#### TASKS:
1. According to the account of the Character Collaborative's emergence, why do admission officers have a responsibility to recognize character in admission and signal its importance?
2. Extend the account of the Character Collaborative's emergence beyond its final sentence.

#### TEXT:
================
Emergence of the Character Collaborative
a. In June 2018, the Institute’s advisory board decided to change its name to the Character Collaborative, become a 501c3, establish a Board of Directors, establish Executive Director and Board Chair positions, and formalize a mission statement, as follows:
The Character Collaborative exists because we believe that character is fundamental to an engaged life, the fullest consideration of human potential, and a humane society. Guided by this belief, admission officers have the responsibility to recognize character in admission and signal its importance. We strive to develop a research-based framework and proven best practices for advancing the identification and consideration of character attributes in the admission process and in how we educate young people. We seek to collaborate with educators in schools, colleges, universities, and other organizations who value character attributes as a fundamental consideration in the practice of holistic education and admission.
b. In addition, the group determined that it would pursue its mission through defined projects organized into working committees. The 7 committees of the Collaborative address these dimensions of the mission:
- character-based rubrics for use in the admission process
- instruments to assess character
- revised “package” of application materials with indicators of character strengths
- practitioners handbook for employing character in admission
- professional development of admission staff, college counselors, etc. for elevating character in admission
- strategies to advance access and equity for disadvantaged populations through character assessment
- refining the decision process in admission to incorporate character attributes
c. In pursuing its ambitious mission, the Collaborative recognizes the obstacles to systemic change in American education, including the highly diverse landscape of U.S. colleges and secondary schools, the competition among educational institutions for students and dollars, and the sharp sense of local ownership that educational leaders bring to their role. Acting together, however, is a dominant theme of the Collaborative’s work. Looking ahead, the Collaborative’s strategy for achieving “collective impact” includes these operating assumptions:
- Recognize that the college admission is an interconnected, but divided, national “system,” involving schools, colleges, testing agencies, government agencies, parents, students, etc.
================
(Extracted records)
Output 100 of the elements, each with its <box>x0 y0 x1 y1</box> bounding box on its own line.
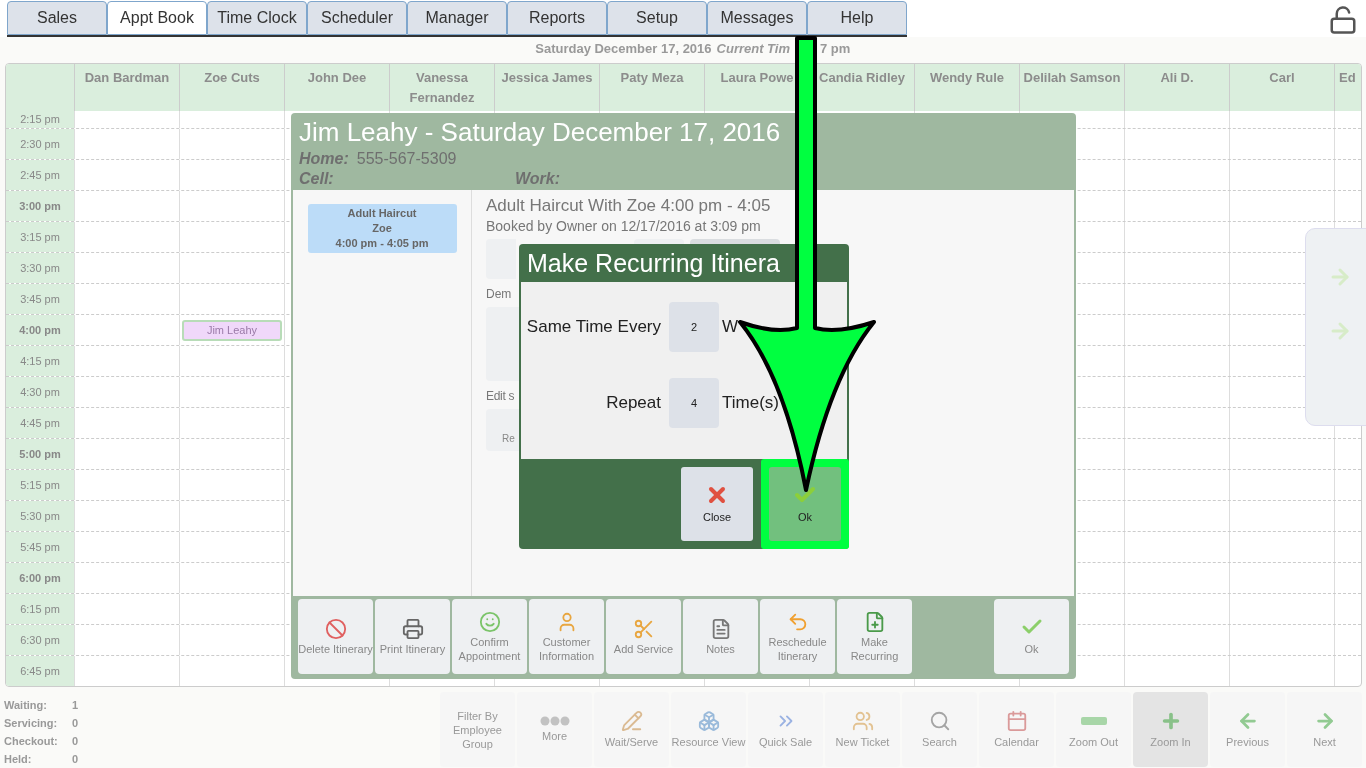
toolbar-button[interactable]: More <box>517 692 592 767</box>
time-label: 3:30 pm <box>20 260 60 276</box>
toolbar-button[interactable]: Search <box>902 692 977 767</box>
staff-name: Jessica James <box>501 69 593 87</box>
time-label: 4:15 pm <box>20 353 60 369</box>
dialog-button[interactable]: Ok <box>769 467 841 541</box>
itinerary-action-button[interactable]: Delete Itinerary <box>298 599 373 674</box>
toolbar-button[interactable]: Calendar <box>979 692 1054 767</box>
staff-name: Wendy Rule <box>929 69 1005 87</box>
counter-label: Checkout: <box>4 733 59 749</box>
staff-name: Ed <box>1339 69 1356 87</box>
nav-tab[interactable]: Reports <box>507 1 607 35</box>
current-time-text: 7 pm <box>820 40 851 59</box>
cell-label: Cell: <box>299 169 335 189</box>
itinerary-action-button[interactable]: Confirm Appointment <box>452 599 527 674</box>
counter-value: 0 <box>72 751 79 767</box>
time-label: 2:45 pm <box>20 167 60 183</box>
toolbar-button[interactable]: Filter By Employee Group <box>440 692 515 767</box>
itinerary-action-button[interactable]: Reschedule Itinerary <box>760 599 835 674</box>
staff-name: Ali D. <box>1160 69 1194 87</box>
dialog-button[interactable]: Close <box>681 467 753 541</box>
work-label: Work: <box>515 169 561 189</box>
time-label: 5:45 pm <box>20 539 60 555</box>
toolbar-button[interactable]: Wait/Serve <box>594 692 669 767</box>
toolbar-button[interactable]: Zoom In <box>1133 692 1208 767</box>
home-label: Home: <box>299 149 349 169</box>
field-label: Same Time Every <box>525 316 662 338</box>
staff-name: Dan Bardman <box>84 69 170 87</box>
time-label: 4:00 pm <box>19 322 61 338</box>
time-label: 3:45 pm <box>20 291 60 307</box>
time-label: 3:15 pm <box>20 229 60 245</box>
printer-icon <box>401 617 424 640</box>
nav-tab[interactable]: Manager <box>407 1 507 35</box>
nav-tab[interactable]: Time Clock <box>207 1 307 35</box>
counter-value: 1 <box>72 697 79 713</box>
time-label: 5:00 pm <box>19 446 61 462</box>
pencil-icon <box>620 710 643 732</box>
padlock-icon[interactable] <box>1328 5 1358 35</box>
ok-button[interactable]: Ok <box>994 599 1069 674</box>
unit-label: W <box>721 316 739 339</box>
nav-tab[interactable]: Help <box>807 1 907 35</box>
staff-name: John Dee <box>307 69 367 87</box>
toolbar-button[interactable]: Zoom Out <box>1056 692 1131 767</box>
appointment-block[interactable]: Jim Leahy <box>182 319 282 341</box>
toolbar-button[interactable]: New Ticket <box>825 692 900 767</box>
counter-label: Held: <box>4 751 33 767</box>
nav-tab[interactable]: Sales <box>7 1 107 35</box>
minus-icon <box>1080 717 1107 725</box>
blocks-icon <box>697 710 720 732</box>
counter-label: Waiting: <box>4 697 48 713</box>
date-text: Saturday December 17, 2016 <box>535 40 712 59</box>
staff-name: Paty Meza <box>620 69 684 87</box>
time-label: 4:30 pm <box>20 384 60 400</box>
search-icon <box>928 710 951 732</box>
time-label: 6:45 pm <box>20 663 60 679</box>
time-label: 5:30 pm <box>20 508 60 524</box>
number-field[interactable]: 2 <box>669 302 719 352</box>
number-field[interactable]: 4 <box>669 378 719 428</box>
staff-name: Vanessa Fernandez <box>408 69 476 107</box>
dots-icon <box>539 716 570 726</box>
toolbar-button[interactable]: Next <box>1287 692 1362 767</box>
staff-name: Candia Ridley <box>819 69 905 87</box>
field-label: Repeat <box>605 392 662 414</box>
toolbar-button[interactable]: Previous <box>1210 692 1285 767</box>
nav-tab[interactable]: Setup <box>607 1 707 35</box>
time-label: 5:15 pm <box>20 477 60 493</box>
section-heading: Edit s <box>486 388 515 405</box>
itinerary-action-button[interactable]: Add Service <box>606 599 681 674</box>
option-tile[interactable] <box>634 239 684 244</box>
counter-value: 0 <box>72 715 79 731</box>
no-entry-icon <box>324 617 347 640</box>
itinerary-action-button[interactable]: Print Itinerary <box>375 599 450 674</box>
booked-by-text: Booked by Owner on 12/17/2016 at 3:09 pm <box>486 217 761 235</box>
option-tile[interactable] <box>690 239 780 244</box>
nav-tab[interactable]: Appt Book <box>107 1 207 35</box>
time-label: 2:30 pm <box>20 136 60 152</box>
calendar-icon <box>1005 710 1028 732</box>
time-label: 3:00 pm <box>19 198 61 214</box>
itinerary-action-button[interactable]: Notes <box>683 599 758 674</box>
staff-name: Zoe Cuts <box>204 69 260 87</box>
itinerary-action-button[interactable]: Make Recurring <box>837 599 912 674</box>
time-label: 6:30 pm <box>20 632 60 648</box>
service-title: Adult Haircut With Zoe 4:00 pm - 4:05 <box>486 195 771 217</box>
itinerary-action-button[interactable]: Customer Information <box>529 599 604 674</box>
people-icon <box>851 710 874 732</box>
time-label: 6:00 pm <box>19 570 61 586</box>
staff-name: Delilah Samson <box>1023 69 1121 87</box>
counter-value: 0 <box>72 733 79 749</box>
toolbar-button[interactable]: Quick Sale <box>748 692 823 767</box>
counter-label: Servicing: <box>4 715 59 731</box>
toolbar-button[interactable]: Resource View <box>671 692 746 767</box>
time-label: 4:45 pm <box>20 415 60 431</box>
service-card[interactable]: Adult Haircut Zoe 4:00 pm - 4:05 pm <box>307 204 457 253</box>
smiley-icon <box>478 610 501 633</box>
nav-tab[interactable]: Messages <box>707 1 807 35</box>
current-time-label: Current Tim <box>716 40 790 59</box>
unit-label: Time(s) <box>721 392 779 415</box>
window-title: Jim Leahy - Saturday December 17, 2016 <box>299 116 781 149</box>
dialog-title: Make Recurring Itinera <box>526 248 781 279</box>
nav-tab[interactable]: Scheduler <box>307 1 407 35</box>
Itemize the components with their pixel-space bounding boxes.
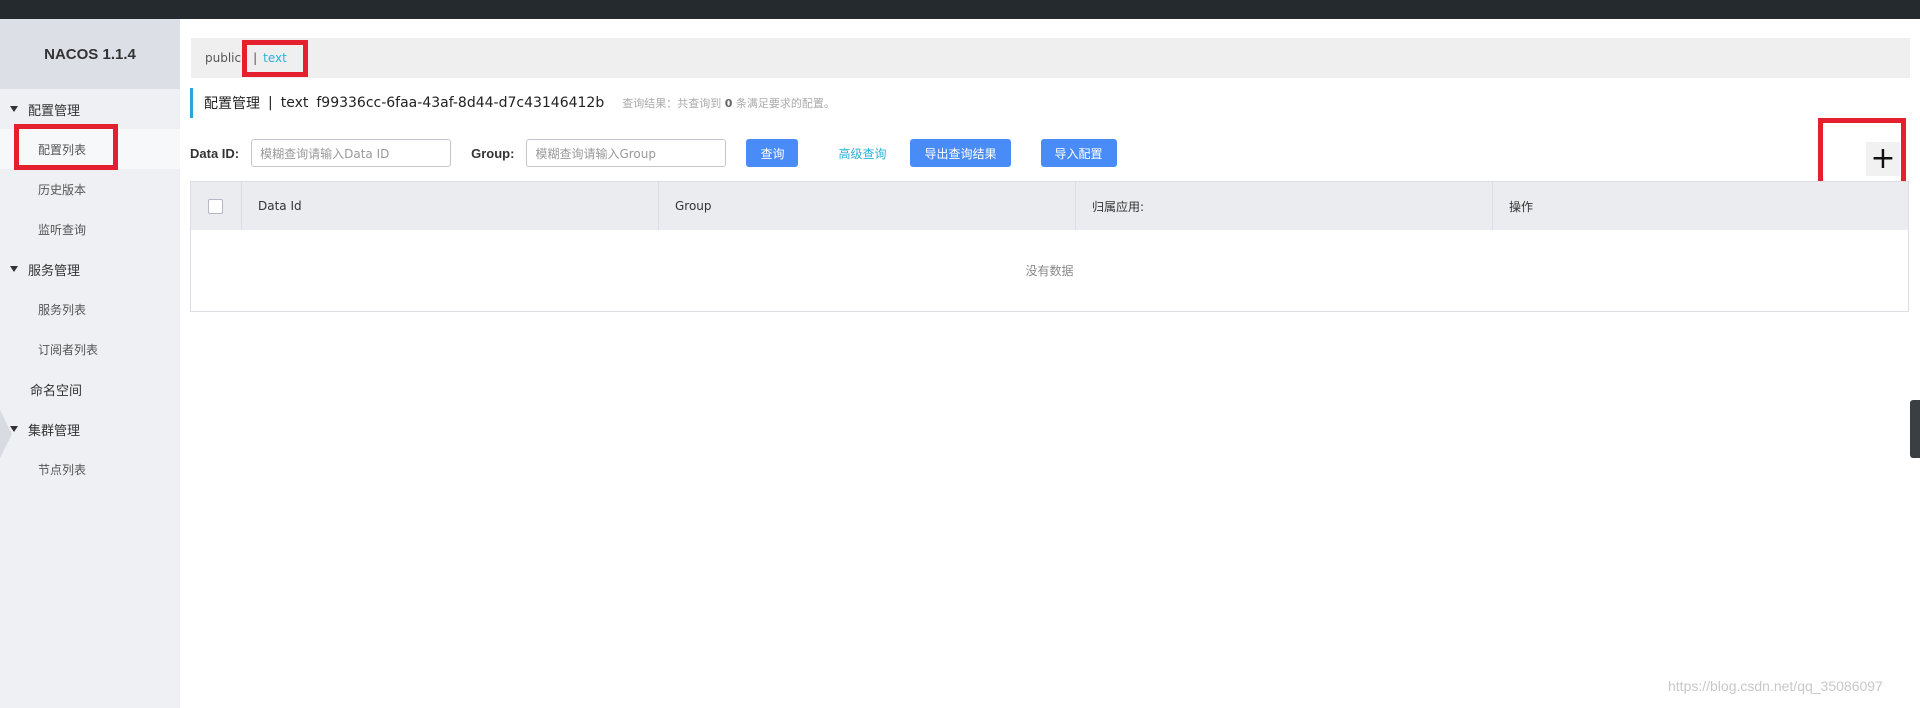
================
#### ANSWER SET:
1. The Collaborative believes that character is fundamental to an engaged life, the fullest consideration of human potential, and a humane society. Admission officers' responsibility follows from that belief.

2.
- Involve influential participants across the educational “silos” that influence admission, including those engaged in promising reform projects.
- Focus on a shared, concrete agenda with the potential of elevating character in admission.
- Add significantly to the Collaborative’s membership, including public and private institutions.
- Ensure the time and creativity of its members and dedicated time and leadership by a small staff.
- Raise sufficient funding to implement the Collaborative’s mission (including the committee agendas) and support modest staffing.
Our Vision: A Better Future for American Youth and Our Nation
By elevating character attributes in the way students are educated and selected for educational opportunity, the ultimate goal of the Character Collaborative is to create – and document — a healthier, happier, more promising future for our youth. Specifically, we seek the following:
- A future society in which moral judgment, respect for others and social responsibility are more valued in leadership and citizenship.
- Personal attributes and skill sets of resilience, perseverance, collaboration and respect for others are more developed by our youth and demonstrated throughout society.
- Stress, anxiety and depression are reduced in young people.
- Admission, enrollment and completion rates are enhanced for under-served student populations.
- Our secondary and postsecondary institutions take greater responsibility for fostering social, emotional and character competencies among our youth.